Begin

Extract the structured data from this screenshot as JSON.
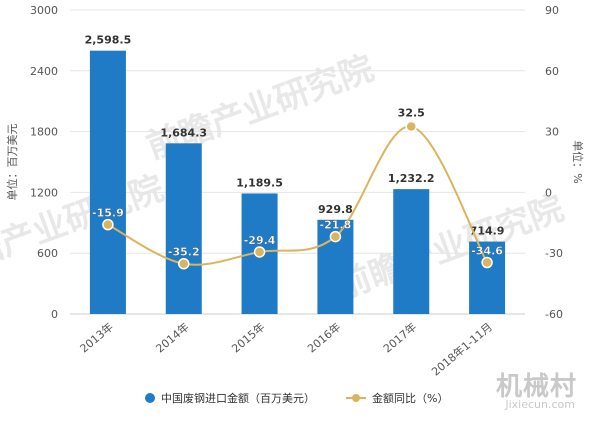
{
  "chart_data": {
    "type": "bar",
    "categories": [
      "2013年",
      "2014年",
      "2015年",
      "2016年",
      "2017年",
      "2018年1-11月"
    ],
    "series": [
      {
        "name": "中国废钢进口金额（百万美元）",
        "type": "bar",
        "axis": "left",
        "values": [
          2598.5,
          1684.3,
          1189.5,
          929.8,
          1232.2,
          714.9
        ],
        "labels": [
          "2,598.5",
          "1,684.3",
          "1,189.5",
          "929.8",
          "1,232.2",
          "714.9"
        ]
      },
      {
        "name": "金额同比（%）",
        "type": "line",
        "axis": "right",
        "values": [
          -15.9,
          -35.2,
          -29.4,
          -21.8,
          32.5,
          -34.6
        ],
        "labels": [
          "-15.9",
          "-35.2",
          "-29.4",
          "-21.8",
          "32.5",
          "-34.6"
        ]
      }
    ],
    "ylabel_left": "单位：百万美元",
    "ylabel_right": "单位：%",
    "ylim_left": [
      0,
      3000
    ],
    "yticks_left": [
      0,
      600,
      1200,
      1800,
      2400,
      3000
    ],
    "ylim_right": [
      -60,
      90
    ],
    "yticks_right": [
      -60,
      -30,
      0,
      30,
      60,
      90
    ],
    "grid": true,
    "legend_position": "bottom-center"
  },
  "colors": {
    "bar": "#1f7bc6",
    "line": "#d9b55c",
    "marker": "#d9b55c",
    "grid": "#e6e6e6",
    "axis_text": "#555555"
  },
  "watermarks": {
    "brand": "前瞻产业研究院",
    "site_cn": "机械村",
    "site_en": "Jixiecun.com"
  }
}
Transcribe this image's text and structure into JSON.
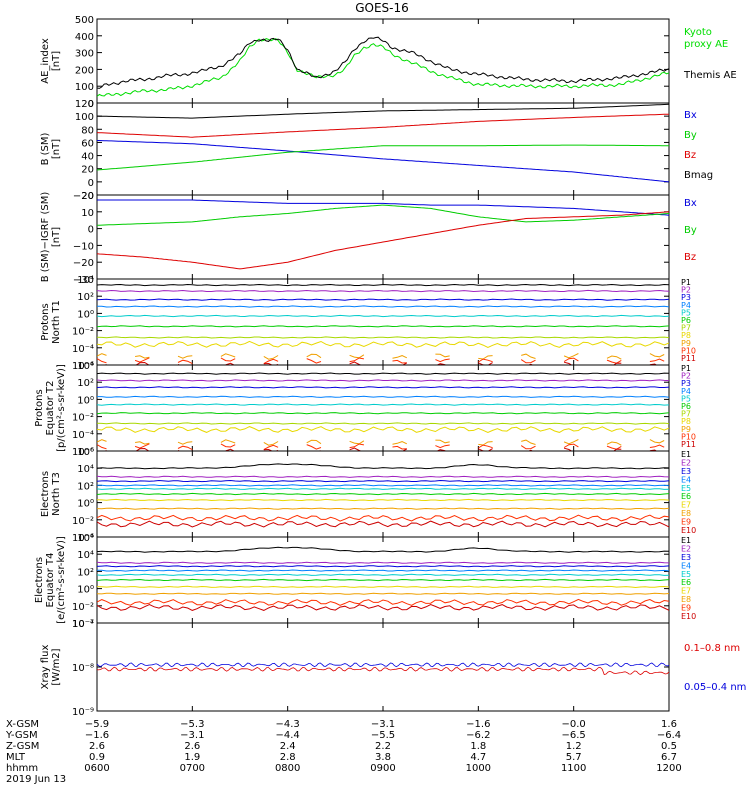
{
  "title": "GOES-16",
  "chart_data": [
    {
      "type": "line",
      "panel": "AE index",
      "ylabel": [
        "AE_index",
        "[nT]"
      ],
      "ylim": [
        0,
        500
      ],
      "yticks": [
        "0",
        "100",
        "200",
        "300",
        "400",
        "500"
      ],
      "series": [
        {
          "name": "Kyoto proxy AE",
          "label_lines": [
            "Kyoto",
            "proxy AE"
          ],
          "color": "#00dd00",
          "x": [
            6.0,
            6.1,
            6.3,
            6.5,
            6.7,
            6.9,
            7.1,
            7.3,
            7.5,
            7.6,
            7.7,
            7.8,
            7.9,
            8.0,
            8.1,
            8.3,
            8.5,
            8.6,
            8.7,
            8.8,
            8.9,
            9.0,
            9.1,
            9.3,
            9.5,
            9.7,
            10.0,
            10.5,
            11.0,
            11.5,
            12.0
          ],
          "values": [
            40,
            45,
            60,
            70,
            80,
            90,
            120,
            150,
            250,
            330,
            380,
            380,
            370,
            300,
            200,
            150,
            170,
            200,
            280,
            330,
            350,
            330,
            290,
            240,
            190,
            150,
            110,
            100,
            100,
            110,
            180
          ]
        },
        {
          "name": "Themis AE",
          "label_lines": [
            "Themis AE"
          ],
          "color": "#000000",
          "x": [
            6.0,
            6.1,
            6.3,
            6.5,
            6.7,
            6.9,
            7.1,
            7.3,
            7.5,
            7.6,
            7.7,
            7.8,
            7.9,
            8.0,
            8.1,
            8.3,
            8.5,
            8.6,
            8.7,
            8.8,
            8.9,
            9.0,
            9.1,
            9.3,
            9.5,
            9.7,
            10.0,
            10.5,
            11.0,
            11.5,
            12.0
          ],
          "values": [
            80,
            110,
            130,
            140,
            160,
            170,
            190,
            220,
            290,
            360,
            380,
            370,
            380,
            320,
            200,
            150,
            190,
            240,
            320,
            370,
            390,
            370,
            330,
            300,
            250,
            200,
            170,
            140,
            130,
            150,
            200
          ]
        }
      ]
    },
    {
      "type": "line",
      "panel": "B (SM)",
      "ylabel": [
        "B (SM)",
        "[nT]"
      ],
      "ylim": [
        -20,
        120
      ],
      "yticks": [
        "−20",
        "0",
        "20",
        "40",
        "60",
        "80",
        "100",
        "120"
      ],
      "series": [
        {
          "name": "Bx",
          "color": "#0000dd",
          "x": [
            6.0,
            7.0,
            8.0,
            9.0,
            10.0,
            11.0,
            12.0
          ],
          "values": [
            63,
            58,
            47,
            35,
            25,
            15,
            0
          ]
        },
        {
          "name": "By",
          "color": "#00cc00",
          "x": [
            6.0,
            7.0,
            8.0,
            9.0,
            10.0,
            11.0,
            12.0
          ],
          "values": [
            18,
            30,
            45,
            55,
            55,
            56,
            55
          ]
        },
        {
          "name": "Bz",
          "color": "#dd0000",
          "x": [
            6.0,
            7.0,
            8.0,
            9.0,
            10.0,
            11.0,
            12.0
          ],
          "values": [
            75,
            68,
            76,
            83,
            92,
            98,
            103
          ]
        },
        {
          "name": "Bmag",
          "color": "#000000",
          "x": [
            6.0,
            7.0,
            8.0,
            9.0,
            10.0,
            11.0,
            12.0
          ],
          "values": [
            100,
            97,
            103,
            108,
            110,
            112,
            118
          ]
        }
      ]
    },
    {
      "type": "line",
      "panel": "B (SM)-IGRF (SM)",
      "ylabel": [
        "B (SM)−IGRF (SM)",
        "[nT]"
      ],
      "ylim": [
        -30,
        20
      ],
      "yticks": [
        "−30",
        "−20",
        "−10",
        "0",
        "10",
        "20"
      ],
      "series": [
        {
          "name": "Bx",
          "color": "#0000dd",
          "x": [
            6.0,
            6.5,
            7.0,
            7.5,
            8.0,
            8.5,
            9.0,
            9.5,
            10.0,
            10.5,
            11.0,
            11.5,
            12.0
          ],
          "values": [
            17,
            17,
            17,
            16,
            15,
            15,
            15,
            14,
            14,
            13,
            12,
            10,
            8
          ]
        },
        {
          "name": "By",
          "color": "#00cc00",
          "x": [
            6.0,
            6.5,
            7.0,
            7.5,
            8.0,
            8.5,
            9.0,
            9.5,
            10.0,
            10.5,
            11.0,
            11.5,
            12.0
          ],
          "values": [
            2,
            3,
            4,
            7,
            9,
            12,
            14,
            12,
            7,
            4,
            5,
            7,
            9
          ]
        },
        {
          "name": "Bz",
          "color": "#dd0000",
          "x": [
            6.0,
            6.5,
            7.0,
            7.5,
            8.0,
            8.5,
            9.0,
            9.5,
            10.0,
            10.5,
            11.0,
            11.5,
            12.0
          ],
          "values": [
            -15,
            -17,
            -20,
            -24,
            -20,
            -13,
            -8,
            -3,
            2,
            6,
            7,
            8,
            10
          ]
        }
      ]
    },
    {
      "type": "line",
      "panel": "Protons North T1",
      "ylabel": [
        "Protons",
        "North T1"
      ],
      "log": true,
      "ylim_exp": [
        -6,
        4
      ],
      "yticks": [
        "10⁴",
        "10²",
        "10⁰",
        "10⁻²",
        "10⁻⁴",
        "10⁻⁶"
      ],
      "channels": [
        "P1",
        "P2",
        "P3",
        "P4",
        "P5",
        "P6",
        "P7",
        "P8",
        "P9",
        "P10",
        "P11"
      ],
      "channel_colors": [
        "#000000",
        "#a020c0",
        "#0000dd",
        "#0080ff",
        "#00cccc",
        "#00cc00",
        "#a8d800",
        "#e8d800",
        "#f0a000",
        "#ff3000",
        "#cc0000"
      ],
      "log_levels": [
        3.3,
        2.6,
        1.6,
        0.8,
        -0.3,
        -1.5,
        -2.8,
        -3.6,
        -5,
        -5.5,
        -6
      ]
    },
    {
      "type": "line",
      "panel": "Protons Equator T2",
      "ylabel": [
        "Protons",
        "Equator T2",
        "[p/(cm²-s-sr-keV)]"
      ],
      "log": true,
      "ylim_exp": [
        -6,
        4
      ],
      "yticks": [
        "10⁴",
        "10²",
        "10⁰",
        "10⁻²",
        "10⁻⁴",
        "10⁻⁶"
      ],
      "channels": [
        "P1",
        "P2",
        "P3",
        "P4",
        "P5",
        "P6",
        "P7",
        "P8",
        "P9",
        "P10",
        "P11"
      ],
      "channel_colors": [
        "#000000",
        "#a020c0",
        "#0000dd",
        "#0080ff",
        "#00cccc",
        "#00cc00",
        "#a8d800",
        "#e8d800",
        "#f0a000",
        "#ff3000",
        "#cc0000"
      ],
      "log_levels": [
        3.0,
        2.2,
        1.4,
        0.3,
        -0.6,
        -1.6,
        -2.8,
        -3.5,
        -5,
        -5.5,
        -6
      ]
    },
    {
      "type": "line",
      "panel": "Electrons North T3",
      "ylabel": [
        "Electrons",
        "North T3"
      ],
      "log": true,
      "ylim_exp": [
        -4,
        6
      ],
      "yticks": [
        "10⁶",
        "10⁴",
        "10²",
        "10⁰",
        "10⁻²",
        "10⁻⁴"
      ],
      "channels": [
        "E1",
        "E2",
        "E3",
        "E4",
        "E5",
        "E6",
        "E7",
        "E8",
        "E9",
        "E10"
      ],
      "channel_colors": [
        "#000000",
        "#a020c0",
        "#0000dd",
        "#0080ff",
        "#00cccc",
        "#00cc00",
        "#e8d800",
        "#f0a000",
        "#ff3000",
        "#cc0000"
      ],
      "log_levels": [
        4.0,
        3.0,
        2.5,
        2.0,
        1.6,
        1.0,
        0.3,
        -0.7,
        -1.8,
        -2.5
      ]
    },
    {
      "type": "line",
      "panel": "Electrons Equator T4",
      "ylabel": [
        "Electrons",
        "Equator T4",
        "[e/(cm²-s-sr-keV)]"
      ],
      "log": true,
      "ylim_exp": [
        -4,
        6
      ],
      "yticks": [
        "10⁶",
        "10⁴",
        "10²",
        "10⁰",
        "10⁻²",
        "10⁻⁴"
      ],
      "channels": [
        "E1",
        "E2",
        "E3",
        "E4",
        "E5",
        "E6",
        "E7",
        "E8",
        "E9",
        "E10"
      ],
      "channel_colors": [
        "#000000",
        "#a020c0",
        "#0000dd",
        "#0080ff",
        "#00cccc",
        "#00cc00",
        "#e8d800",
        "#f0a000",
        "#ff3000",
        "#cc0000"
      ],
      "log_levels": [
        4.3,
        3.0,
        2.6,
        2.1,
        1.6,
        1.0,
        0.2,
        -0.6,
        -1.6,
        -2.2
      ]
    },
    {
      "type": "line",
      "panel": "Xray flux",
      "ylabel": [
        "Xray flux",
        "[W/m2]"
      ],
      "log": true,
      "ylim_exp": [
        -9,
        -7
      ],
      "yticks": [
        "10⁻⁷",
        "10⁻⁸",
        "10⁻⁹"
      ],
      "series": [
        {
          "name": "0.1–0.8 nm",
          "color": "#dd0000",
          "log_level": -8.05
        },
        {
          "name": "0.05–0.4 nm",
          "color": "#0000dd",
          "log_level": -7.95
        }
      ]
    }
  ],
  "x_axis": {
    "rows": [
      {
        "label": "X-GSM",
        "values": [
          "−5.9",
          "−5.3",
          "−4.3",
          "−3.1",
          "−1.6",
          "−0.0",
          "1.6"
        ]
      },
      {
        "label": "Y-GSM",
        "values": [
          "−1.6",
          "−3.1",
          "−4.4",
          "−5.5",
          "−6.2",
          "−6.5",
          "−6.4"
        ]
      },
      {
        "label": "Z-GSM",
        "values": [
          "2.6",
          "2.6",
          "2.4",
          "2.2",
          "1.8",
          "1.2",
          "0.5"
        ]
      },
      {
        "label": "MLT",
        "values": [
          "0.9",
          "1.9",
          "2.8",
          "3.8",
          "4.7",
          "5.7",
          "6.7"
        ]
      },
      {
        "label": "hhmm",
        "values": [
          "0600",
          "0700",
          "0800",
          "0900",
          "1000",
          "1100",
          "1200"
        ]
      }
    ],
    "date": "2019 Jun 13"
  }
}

End

» **Written task**
Copy all lines of the material above where the string "Equator" occurs.

» **Solution to this task**
      "panel": "Protons Equator T2",
        "Equator T2",
      "panel": "Electrons Equator T4",
        "Equator T4",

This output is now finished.